Given exercise:
Scan the records and identify every line in which the string "LANDSCAPE" occurs, then return those lines.

## BEGIN

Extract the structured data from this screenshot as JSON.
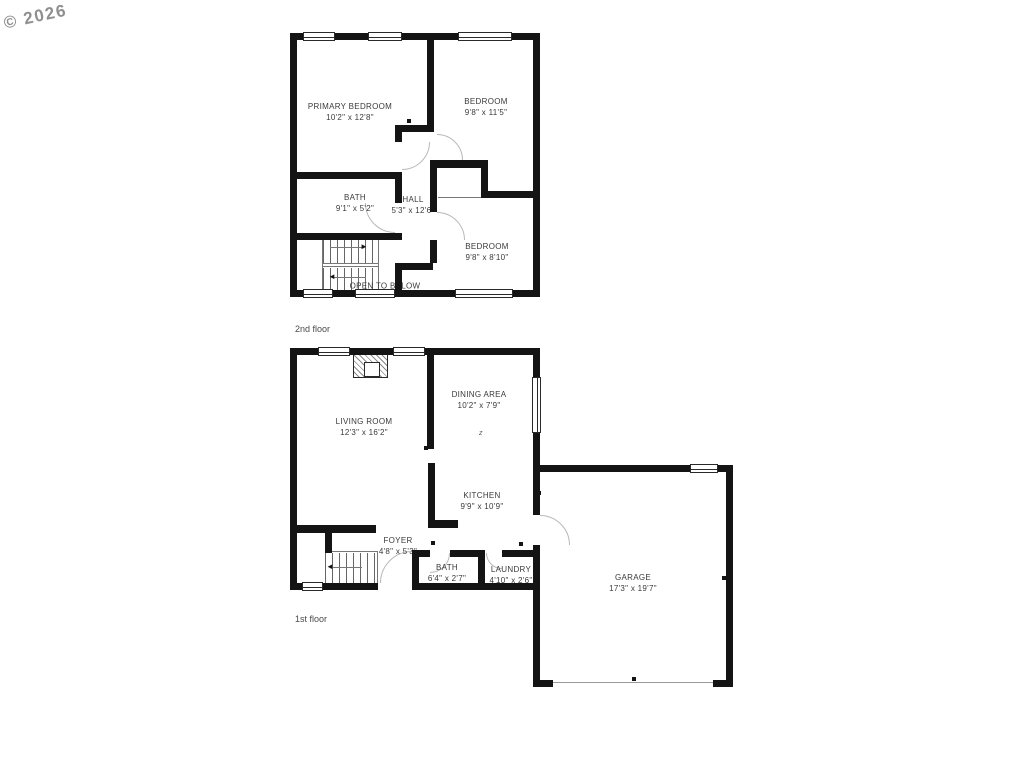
{
  "watermark": {
    "text": "© 2026"
  },
  "floors": [
    {
      "label": "2nd floor",
      "rooms": [
        {
          "name": "PRIMARY BEDROOM",
          "dims": "10'2\" x 12'8\""
        },
        {
          "name": "BEDROOM",
          "dims": "9'8\" x 11'5\""
        },
        {
          "name": "BATH",
          "dims": "9'1\" x 5'2\""
        },
        {
          "name": "HALL",
          "dims": "5'3\" x 12'6\""
        },
        {
          "name": "BEDROOM",
          "dims": "9'8\" x 8'10\""
        }
      ],
      "annotations": {
        "open_to_below": "OPEN TO BELOW"
      }
    },
    {
      "label": "1st floor",
      "rooms": [
        {
          "name": "LIVING ROOM",
          "dims": "12'3\" x 16'2\""
        },
        {
          "name": "DINING AREA",
          "dims": "10'2\" x 7'9\""
        },
        {
          "name": "KITCHEN",
          "dims": "9'9\" x 10'9\""
        },
        {
          "name": "FOYER",
          "dims": "4'8\" x 5'3\""
        },
        {
          "name": "BATH",
          "dims": "6'4\" x 2'7\""
        },
        {
          "name": "LAUNDRY",
          "dims": "4'10\" x 2'6\""
        },
        {
          "name": "GARAGE",
          "dims": "17'3\" x 19'7\""
        }
      ]
    }
  ],
  "icons": {
    "stair_arrow_right": "►",
    "stair_arrow_left": "◄",
    "switch_symbol": "z"
  },
  "colors": {
    "wall": "#141414",
    "label_text": "#3a3a3a",
    "watermark": "#8f8f8f",
    "door_arc": "#b8b8b8",
    "background": "#ffffff"
  }
}
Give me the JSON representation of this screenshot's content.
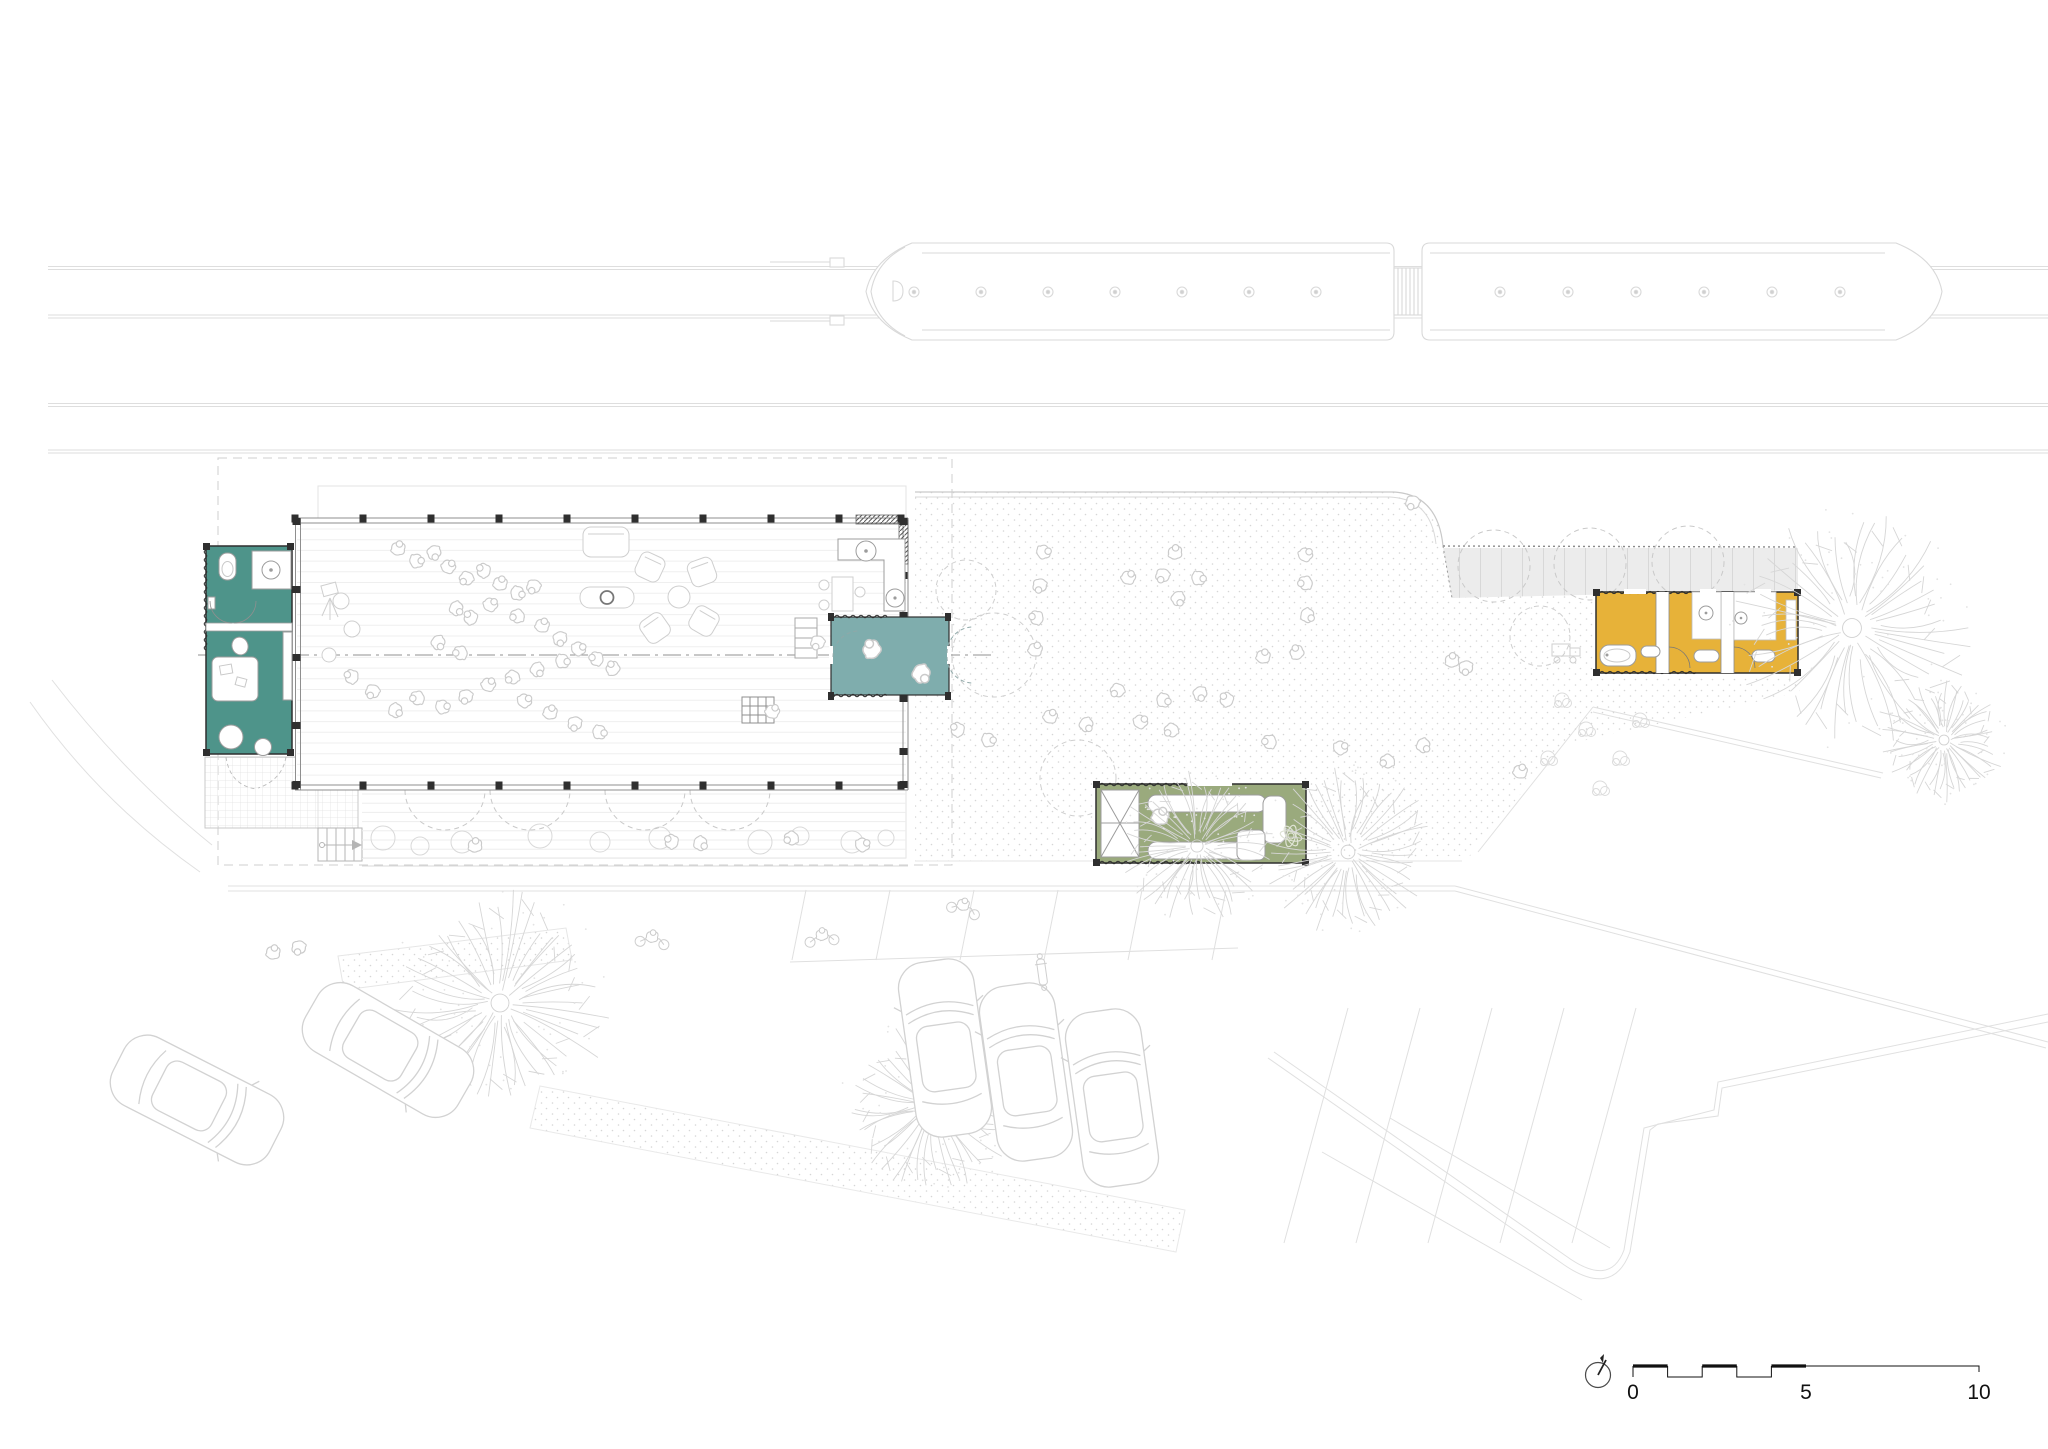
{
  "drawing": {
    "type": "architectural-site-plan",
    "scale_bar": {
      "label_0": "0",
      "label_5": "5",
      "label_10": "10"
    },
    "colors": {
      "paper": "#ffffff",
      "container_left_teal": "#4E948A",
      "container_mid_teal": "#7FADAD",
      "container_green": "#9AAA7D",
      "container_yellow": "#E7B239",
      "canopy_gray": "#ECECEC",
      "wall_dark": "#2F2F2F",
      "line_faint": "#DEDEDE",
      "line_light": "#CFCFCF",
      "line_mid": "#9A9A9A",
      "stipple_dot": "#D6D6D6",
      "ink": "#111111"
    }
  }
}
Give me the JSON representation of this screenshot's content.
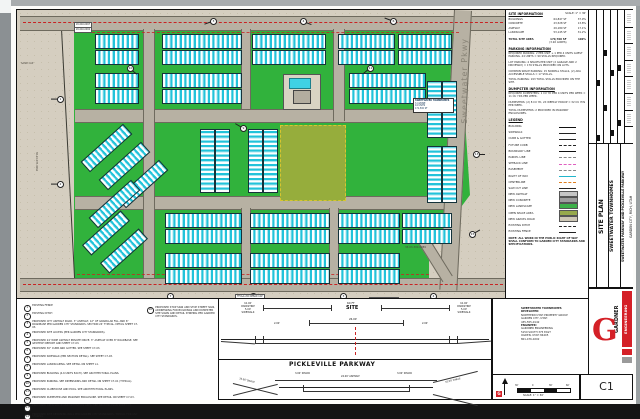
{
  "titleblock": {
    "sheet_title": "SITE PLAN",
    "project": "SWEETWATER TOWNHOMES",
    "location_line": "SWEETWATER PARKWAY AND PICKLEVILLE PARKWAY",
    "city_line": "GARDEN CITY, RICH, UTAH",
    "sheet_number": "C1"
  },
  "logo": {
    "word1": "GARDNER",
    "word2": "ENGINEERING",
    "mark": "G"
  },
  "scale_bar": {
    "ticks": [
      "30'",
      "0",
      "30'",
      "60'"
    ],
    "caption": "SCALE: 1\" = 30'"
  },
  "contact_block": {
    "lines": [
      "SWEETWATER TOWNHOMES",
      "DEVELOPER:",
      "NORTHERN UTAH PROPERTY GROUP",
      "GARDEN CITY, UTAH",
      "435-555-0142",
      "ENGINEER:",
      "GARDNER ENGINEERING",
      "5150 SOUTH 375 EAST",
      "OGDEN, UTAH 84405",
      "801-476-0202"
    ]
  },
  "site_info": {
    "title": "SITE INFORMATION",
    "scale_note": "SCALE: 1\" = 30'",
    "rows": [
      {
        "label": "BUILDINGS",
        "area": "64,847 SF",
        "pct": "37.9%"
      },
      {
        "label": "CONCRETE",
        "area": "23,528 SF",
        "pct": "13.8%"
      },
      {
        "label": "ASPHALT",
        "area": "29,180 SF",
        "pct": "17.1%"
      },
      {
        "label": "LANDSCAPE",
        "area": "53,145 SF",
        "pct": "31.2%"
      }
    ],
    "total": {
      "label": "TOTAL SITE AREA",
      "area": "170,700 SF",
      "sub": "(3.92 ACRES)",
      "pct": "100%"
    }
  },
  "parking_info": {
    "title": "PARKING INFORMATION",
    "paragraphs": [
      "REQUIRED PARKING: 2 PER UNIT + 1 PER 4 UNITS GUEST PARKING. 44 UNITS = 99 STALLS REQUIRED.",
      "LOT PARKING: 4 SPACES PER UNIT (2 GARAGE AND 2 DRIVEWAY) = 176 STALLS PROVIDED ON LOTS.",
      "COMMON SPACE PARKING: 15 NORMAL STALLS, (2) ADA ACCESSIBLE STALLS = 17 STALLS.",
      "TOTAL PARKING: 193 TOTAL STALLS PROVIDED ON THE SITE."
    ]
  },
  "dumpster_info": {
    "title": "DUMPSTER INFORMATION",
    "paragraphs": [
      "REQUIRED DUMPSTERS: 1 CU YD PER 4 UNITS PER WEEK = 11 CU YDS PER WEEK.",
      "DUMPSTERS: (2) 8 CU YD, 2X WEEKLY PICKUP = 32 CU YDS PER WEEK.",
      "TOTAL DUMPSTERS: 2 PROVIDED IN MASONRY ENCLOSURES."
    ]
  },
  "legend": {
    "title": "LEGEND",
    "items": [
      {
        "label": "BUILDING",
        "style": "thick"
      },
      {
        "label": "SIDEWALK",
        "style": "line"
      },
      {
        "label": "CURB & GUTTER",
        "style": "line"
      },
      {
        "label": "FUTURE CURB",
        "style": "dash"
      },
      {
        "label": "BOUNDARY LINE",
        "style": "thick"
      },
      {
        "label": "PARCEL LINE",
        "style": "dashgray"
      },
      {
        "label": "SETBACK LINE",
        "style": "pink"
      },
      {
        "label": "EASEMENT",
        "style": "dashgray"
      },
      {
        "label": "RIGHT OF WAY",
        "style": "cyan"
      },
      {
        "label": "CENTERLINE",
        "style": "orange"
      },
      {
        "label": "SAW CUT LINE",
        "style": "line"
      },
      {
        "label": "NEW ASPHALT",
        "style": "swatch",
        "color": "#c6c6c6"
      },
      {
        "label": "NEW CONCRETE",
        "style": "swatch",
        "color": "#9e9e9e"
      },
      {
        "label": "NEW LANDSCAPE",
        "style": "swatch",
        "color": "#3db049"
      },
      {
        "label": "OPEN SPACE AREA",
        "style": "swatch",
        "color": "#97a94c"
      },
      {
        "label": "NEW GRAVEL ROAD",
        "style": "swatch",
        "color": "#cdc6b4"
      },
      {
        "label": "EXISTING DITCH",
        "style": "dash"
      },
      {
        "label": "EXISTING FENCE",
        "style": "fence"
      }
    ]
  },
  "general_note": "NOTE: ALL WORK IN THE PUBLIC RIGHT OF WAY SHALL CONFORM TO GARDEN CITY STANDARDS AND SPECIFICATIONS.",
  "keyed_notes": {
    "items": [
      {
        "n": "1",
        "text": "EXISTING FENCE"
      },
      {
        "n": "2",
        "text": "EXISTING DITCH"
      },
      {
        "n": "3",
        "text": "PROPOSED CITY ASPHALT ROAD. 3\" ASPHALT, 12\" OF GRANULAR FILL AND 6\" ROADBASE PER GARDEN CITY STANDARDS. SECTION 24' TYPICAL. DETAIL SHEET C7-03."
      },
      {
        "n": "4",
        "text": "PROPOSED SITE ACCESS (PER GARDEN CITY STANDARDS)."
      },
      {
        "n": "5",
        "text": "PROPOSED 24' WIDE ASPHALT PRIVATE DRIVE. 3\" ASPHALT OVER 8\" ROADBASE. SEE GEOTECH REPORT AND SHEET C7-03."
      },
      {
        "n": "6",
        "text": "PROPOSED 30\" CURB AND GUTTER. SEE SHEET C7-03."
      },
      {
        "n": "7",
        "text": "PROPOSED SIDEWALK (PER SECTION DETAIL). SEE SHEET C7-03."
      },
      {
        "n": "8",
        "text": "PROPOSED LANDSCAPING. SEE DETAIL ON SHEET L1."
      },
      {
        "n": "9",
        "text": "PROPOSED BUILDING (4-6 UNITS EACH). SEE ARCHITECTURAL PLANS."
      },
      {
        "n": "10",
        "text": "PROPOSED PARKING. SEE DIMENSIONS AND DETAIL ON SHEET C7-01 (TYPICAL)."
      },
      {
        "n": "11",
        "text": "PROPOSED CLUBHOUSE AND POOL. SEE ARCHITECTURAL PLANS."
      },
      {
        "n": "12",
        "text": "PROPOSED DUMPSTER AND MASONRY ENCLOSURE. SEE DETAIL ON SHEET C7-03."
      },
      {
        "n": "13",
        "text": "PROPOSED OPEN SPACE AND DETENTION AREA. SEE GRADING PLAN SHEET C3."
      },
      {
        "n": "14",
        "text": "PROPOSED SITE RETAINING WALL PER GARDEN CITY STANDARDS. TYPICAL FOR ANY STAKING."
      },
      {
        "n": "15",
        "text": "PROPOSED 10' LANDSCAPE BUFFER AROUND SITE PERIMETER (TYPICAL)."
      }
    ],
    "side_note": {
      "n": "16",
      "text": "PROPOSED STOP SIGN AND STOP STREET SIGN, ADDRESSING FOR BUILDINGS AND DUMPSTER SITE SIGNS AND DETAIL STRIPING PER GARDEN CITY STANDARDS."
    }
  },
  "section_panel": {
    "top": {
      "parkstrip_lines": [
        "10.00'",
        "PARKSTRIP",
        "5.00'",
        "SIDEWALK"
      ],
      "width_label": "60 FT",
      "site_label": "SITE",
      "center_dim": "26.00'",
      "edge_dim": "2.00'"
    },
    "bottom": {
      "title": "PICKLEVILLE PARKWAY",
      "shoulder": "3.00' SHLDR",
      "asphalt": "24.00' ASPHALT",
      "swale": "10.00' SWALE"
    }
  },
  "plan": {
    "road_label": "Sweetwater Pkwy",
    "info_box_lines": [
      "SWEETWATER TOWNHOMES",
      "3.4 ZONE",
      "44 UNITS",
      "171,500 SF"
    ],
    "labels": [
      {
        "x": 4,
        "y": 52,
        "s": 2.4,
        "text": "SAND CAP"
      },
      {
        "x": 10,
        "y": 150,
        "r": 90,
        "s": 2.4,
        "text": "38-20-035-0062"
      },
      {
        "x": 388,
        "y": 236,
        "s": 2.6,
        "text": "38-03-300-0089"
      },
      {
        "x": 57,
        "y": 12,
        "s": 2.2,
        "text": "20-040-0067",
        "bg": 1
      },
      {
        "x": 57,
        "y": 17,
        "s": 2.2,
        "text": "20-040-0062",
        "bg": 1
      },
      {
        "x": 218,
        "y": 284,
        "s": 2.2,
        "text": "TFC&G 200 REBAR CAP",
        "bg": 1
      },
      {
        "x": 352,
        "y": 287,
        "s": 2.2,
        "text": "TFC&G 200 REBAR CAP",
        "bg": 1
      }
    ],
    "green_polygon": [
      [
        57,
        19
      ],
      [
        442,
        19
      ],
      [
        453,
        185
      ],
      [
        412,
        240
      ],
      [
        412,
        268
      ],
      [
        57,
        268
      ]
    ],
    "roads_h": [
      [
        3,
        6,
        485,
        13
      ],
      [
        3,
        268,
        485,
        12
      ],
      [
        58,
        99,
        385,
        12
      ],
      [
        58,
        186,
        385,
        12
      ]
    ],
    "roads_v": [
      [
        126,
        19,
        10,
        249
      ],
      [
        316,
        19,
        10,
        92
      ],
      [
        224,
        19,
        8,
        80
      ],
      [
        224,
        198,
        8,
        70
      ],
      [
        312,
        198,
        8,
        70
      ]
    ],
    "roads_diag": [
      [
        437,
        0,
        16,
        280,
        3
      ],
      [
        398,
        228,
        10,
        52,
        -32
      ]
    ],
    "centerlines": [
      [
        6,
        12,
        480
      ],
      [
        6,
        274,
        480
      ]
    ],
    "setbacks": [
      [
        60,
        22,
        382
      ],
      [
        60,
        264,
        352
      ]
    ],
    "buildings": [
      [
        78,
        24,
        42,
        13
      ],
      [
        145,
        24,
        78,
        13
      ],
      [
        235,
        24,
        72,
        13
      ],
      [
        321,
        24,
        55,
        13
      ],
      [
        381,
        24,
        52,
        13
      ],
      [
        78,
        40,
        42,
        13
      ],
      [
        145,
        40,
        78,
        13
      ],
      [
        235,
        40,
        72,
        13
      ],
      [
        321,
        40,
        55,
        13
      ],
      [
        381,
        40,
        52,
        13
      ],
      [
        78,
        63,
        42,
        13
      ],
      [
        145,
        63,
        78,
        13
      ],
      [
        78,
        79,
        42,
        13
      ],
      [
        145,
        79,
        78,
        13
      ],
      [
        332,
        63,
        75,
        13
      ],
      [
        332,
        79,
        75,
        13
      ],
      [
        410,
        71,
        13,
        55
      ],
      [
        425,
        71,
        13,
        55
      ],
      [
        410,
        136,
        13,
        55
      ],
      [
        425,
        136,
        13,
        55
      ],
      [
        183,
        119,
        13,
        62
      ],
      [
        198,
        119,
        13,
        62
      ],
      [
        231,
        119,
        13,
        62
      ],
      [
        246,
        119,
        13,
        62
      ],
      [
        61,
        131,
        55,
        12,
        -42
      ],
      [
        79,
        149,
        55,
        12,
        -42
      ],
      [
        97,
        167,
        55,
        12,
        -42
      ],
      [
        69,
        187,
        55,
        12,
        -42
      ],
      [
        63,
        216,
        50,
        12,
        -42
      ],
      [
        81,
        234,
        50,
        12,
        -42
      ],
      [
        148,
        203,
        75,
        13
      ],
      [
        233,
        203,
        78,
        13
      ],
      [
        321,
        203,
        60,
        13
      ],
      [
        385,
        203,
        48,
        13
      ],
      [
        148,
        219,
        75,
        13
      ],
      [
        233,
        219,
        78,
        13
      ],
      [
        321,
        219,
        60,
        13
      ],
      [
        385,
        219,
        48,
        13
      ],
      [
        148,
        243,
        75,
        13
      ],
      [
        233,
        243,
        78,
        13
      ],
      [
        321,
        243,
        60,
        13
      ],
      [
        148,
        259,
        75,
        13
      ],
      [
        233,
        259,
        78,
        13
      ],
      [
        321,
        259,
        60,
        13
      ]
    ],
    "callouts": [
      [
        193,
        8,
        "3",
        160
      ],
      [
        283,
        8,
        "4",
        20
      ],
      [
        373,
        8,
        "6",
        200
      ],
      [
        40,
        86,
        "1",
        180
      ],
      [
        40,
        171,
        "2",
        180
      ],
      [
        150,
        283,
        "7",
        90
      ],
      [
        233,
        283,
        "5",
        80
      ],
      [
        323,
        283,
        "3",
        100
      ],
      [
        413,
        283,
        "4",
        70
      ],
      [
        456,
        141,
        "13",
        0
      ],
      [
        452,
        221,
        "15",
        330
      ],
      [
        223,
        115,
        "9",
        210
      ],
      [
        350,
        55,
        "11",
        140
      ],
      [
        110,
        55,
        "10",
        40
      ]
    ],
    "revision_marks": [
      [
        8,
        70
      ],
      [
        15,
        95
      ],
      [
        22,
        60
      ],
      [
        29,
        110
      ],
      [
        22,
        120
      ],
      [
        8,
        125
      ],
      [
        15,
        40
      ],
      [
        29,
        55
      ]
    ]
  }
}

## END

Correct result:
        "label": "LANDSCAPE",
        "label": "NEW LANDSCAPE",
        "text": "PROPOSED 10' LANDSCAPE BUFFER AROUND SITE PERIMETER (TYPICAL)."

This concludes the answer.